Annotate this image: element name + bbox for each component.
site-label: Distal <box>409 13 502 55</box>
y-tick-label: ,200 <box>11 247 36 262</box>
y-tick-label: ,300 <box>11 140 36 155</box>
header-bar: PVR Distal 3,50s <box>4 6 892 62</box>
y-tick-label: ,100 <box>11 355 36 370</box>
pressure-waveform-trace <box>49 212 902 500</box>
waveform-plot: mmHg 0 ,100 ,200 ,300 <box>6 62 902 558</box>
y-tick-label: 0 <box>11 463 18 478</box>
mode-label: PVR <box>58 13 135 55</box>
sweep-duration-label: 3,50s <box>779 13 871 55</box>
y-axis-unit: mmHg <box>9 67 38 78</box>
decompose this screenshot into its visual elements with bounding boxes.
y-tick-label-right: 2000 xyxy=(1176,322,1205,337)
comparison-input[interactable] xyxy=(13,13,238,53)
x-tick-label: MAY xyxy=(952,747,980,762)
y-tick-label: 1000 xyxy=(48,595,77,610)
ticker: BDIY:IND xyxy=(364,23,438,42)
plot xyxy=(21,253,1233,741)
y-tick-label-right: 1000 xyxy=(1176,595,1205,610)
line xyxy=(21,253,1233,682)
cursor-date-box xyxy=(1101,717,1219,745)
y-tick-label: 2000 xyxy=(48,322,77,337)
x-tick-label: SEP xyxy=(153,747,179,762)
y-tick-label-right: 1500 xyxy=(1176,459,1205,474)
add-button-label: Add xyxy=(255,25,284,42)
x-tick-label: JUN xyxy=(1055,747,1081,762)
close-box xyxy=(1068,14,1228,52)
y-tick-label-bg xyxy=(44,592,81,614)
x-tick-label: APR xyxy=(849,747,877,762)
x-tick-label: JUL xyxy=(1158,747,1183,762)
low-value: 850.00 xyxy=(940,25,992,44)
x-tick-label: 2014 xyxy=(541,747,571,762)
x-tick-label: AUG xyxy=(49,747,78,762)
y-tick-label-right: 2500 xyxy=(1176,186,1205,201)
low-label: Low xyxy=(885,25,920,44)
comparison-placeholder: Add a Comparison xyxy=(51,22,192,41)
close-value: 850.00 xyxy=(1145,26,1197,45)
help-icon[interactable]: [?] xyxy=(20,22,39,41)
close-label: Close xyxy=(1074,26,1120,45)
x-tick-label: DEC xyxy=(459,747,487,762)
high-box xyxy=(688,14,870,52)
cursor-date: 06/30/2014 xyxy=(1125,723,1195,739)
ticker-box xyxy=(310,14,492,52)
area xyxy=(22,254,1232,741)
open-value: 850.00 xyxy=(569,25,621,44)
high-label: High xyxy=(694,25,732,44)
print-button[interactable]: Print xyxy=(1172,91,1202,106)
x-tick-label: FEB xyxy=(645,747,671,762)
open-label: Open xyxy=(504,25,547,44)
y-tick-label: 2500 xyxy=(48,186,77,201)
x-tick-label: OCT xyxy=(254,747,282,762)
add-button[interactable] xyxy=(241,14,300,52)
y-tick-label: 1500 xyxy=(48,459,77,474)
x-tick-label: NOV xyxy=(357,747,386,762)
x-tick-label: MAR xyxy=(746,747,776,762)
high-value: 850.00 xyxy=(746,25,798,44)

_WORK TO BE COMPLETED_: Reproduce all of the records above line for line, with no changes.

_EXERCISE RESULT_:
Annotate this image: element name + bbox for each component.
site-label: Distal <box>409 13 502 55</box>
y-tick-label: ,200 <box>11 247 36 262</box>
y-tick-label: ,300 <box>11 140 36 155</box>
header-bar: PVR Distal 3,50s <box>4 6 892 62</box>
y-tick-label: ,100 <box>11 355 36 370</box>
pressure-waveform-trace <box>49 212 902 500</box>
waveform-plot: mmHg 0 ,100 ,200 ,300 <box>6 62 902 558</box>
y-tick-label: 0 <box>11 463 18 478</box>
mode-label: PVR <box>58 13 135 55</box>
sweep-duration-label: 3,50s <box>779 13 871 55</box>
y-axis-unit: mmHg <box>9 67 38 78</box>
decompose this screenshot into its visual elements with bounding boxes.
y-tick-label-right: 2000 xyxy=(1176,322,1205,337)
comparison-input[interactable] xyxy=(13,13,238,53)
x-tick-label: MAY xyxy=(952,747,980,762)
y-tick-label: 1000 xyxy=(48,595,77,610)
ticker: BDIY:IND xyxy=(364,23,438,42)
plot xyxy=(21,253,1233,741)
y-tick-label-right: 1000 xyxy=(1176,595,1205,610)
line xyxy=(21,253,1233,682)
cursor-date-box xyxy=(1101,717,1219,745)
y-tick-label: 2000 xyxy=(48,322,77,337)
x-tick-label: SEP xyxy=(153,747,179,762)
y-tick-label-right: 1500 xyxy=(1176,459,1205,474)
add-button-label: Add xyxy=(255,25,284,42)
x-tick-label: JUN xyxy=(1055,747,1081,762)
close-box xyxy=(1068,14,1228,52)
y-tick-label-bg xyxy=(44,592,81,614)
x-tick-label: APR xyxy=(849,747,877,762)
x-tick-label: JUL xyxy=(1158,747,1183,762)
low-value: 850.00 xyxy=(940,25,992,44)
x-tick-label: 2014 xyxy=(541,747,571,762)
x-tick-label: AUG xyxy=(49,747,78,762)
y-tick-label-right: 2500 xyxy=(1176,186,1205,201)
low-label: Low xyxy=(885,25,920,44)
comparison-placeholder: Add a Comparison xyxy=(51,22,192,41)
close-value: 850.00 xyxy=(1145,26,1197,45)
help-icon[interactable]: [?] xyxy=(20,22,39,41)
close-label: Close xyxy=(1074,26,1120,45)
x-tick-label: DEC xyxy=(459,747,487,762)
high-box xyxy=(688,14,870,52)
cursor-date: 06/30/2014 xyxy=(1125,723,1195,739)
ticker-box xyxy=(310,14,492,52)
area xyxy=(22,254,1232,741)
open-value: 850.00 xyxy=(569,25,621,44)
high-label: High xyxy=(694,25,732,44)
print-button[interactable]: Print xyxy=(1172,91,1202,106)
x-tick-label: FEB xyxy=(645,747,671,762)
open-label: Open xyxy=(504,25,547,44)
y-tick-label: 2500 xyxy=(48,186,77,201)
x-tick-label: OCT xyxy=(254,747,282,762)
add-button[interactable] xyxy=(241,14,300,52)
y-tick-label: 1500 xyxy=(48,459,77,474)
x-tick-label: NOV xyxy=(357,747,386,762)
x-tick-label: MAR xyxy=(746,747,776,762)
high-value: 850.00 xyxy=(746,25,798,44)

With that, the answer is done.